### Exercise instructions
Please rewrite the lines of the data below with "app" swapped for "application" and everything else unchanged, leaving out the pictures.

Region boundary data
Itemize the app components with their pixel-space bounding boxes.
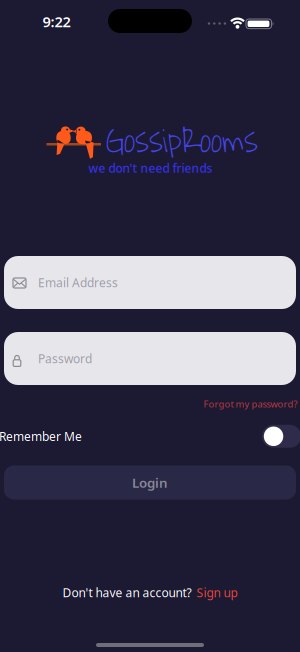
button[interactable] — [262, 425, 300, 448]
staticText: Login — [132, 474, 168, 491]
button[interactable]: Email Address — [4, 256, 296, 309]
staticText: Sign up — [196, 584, 238, 600]
button[interactable]: Login — [4, 466, 296, 500]
staticText: we don't need friends — [88, 160, 212, 176]
staticText: Email Address — [38, 274, 118, 290]
button[interactable]: Password — [4, 332, 296, 385]
staticText: Remember Me — [0, 428, 82, 444]
staticText: Forgot my password? — [204, 398, 298, 410]
staticText: GossipRooms — [106, 113, 258, 171]
staticText: 9:22 — [42, 12, 70, 31]
button[interactable]: Forgot my password? — [204, 398, 298, 410]
staticText: Password — [38, 350, 92, 366]
staticText: Don't have an account? — [62, 584, 192, 600]
button[interactable]: Sign up — [196, 584, 238, 600]
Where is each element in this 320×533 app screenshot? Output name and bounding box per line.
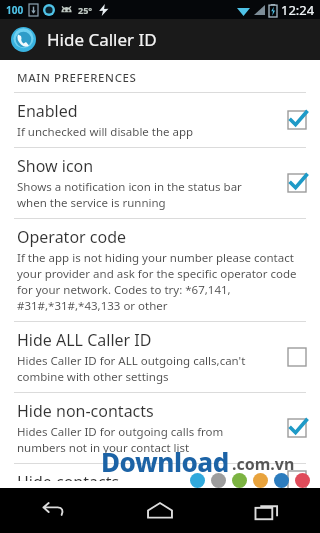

### Exercise answer
Itemize the application components with their pixel-space bounding boxes.
button[interactable] — [262, 425, 300, 448]
staticText: Login — [132, 474, 168, 491]
button[interactable]: Email Address — [4, 256, 296, 309]
staticText: Sign up — [196, 584, 238, 600]
button[interactable]: Login — [4, 466, 296, 500]
staticText: we don't need friends — [88, 160, 212, 176]
staticText: Email Address — [38, 274, 118, 290]
button[interactable]: Password — [4, 332, 296, 385]
staticText: Remember Me — [0, 428, 82, 444]
staticText: Forgot my password? — [204, 398, 298, 410]
staticText: GossipRooms — [106, 113, 258, 171]
staticText: 9:22 — [42, 12, 70, 31]
button[interactable]: Forgot my password? — [204, 398, 298, 410]
staticText: Password — [38, 350, 92, 366]
staticText: Don't have an account? — [62, 584, 192, 600]
button[interactable]: Sign up — [196, 584, 238, 600]
Where is each element in this 320×533 application screenshot? Output name and bounding box per line.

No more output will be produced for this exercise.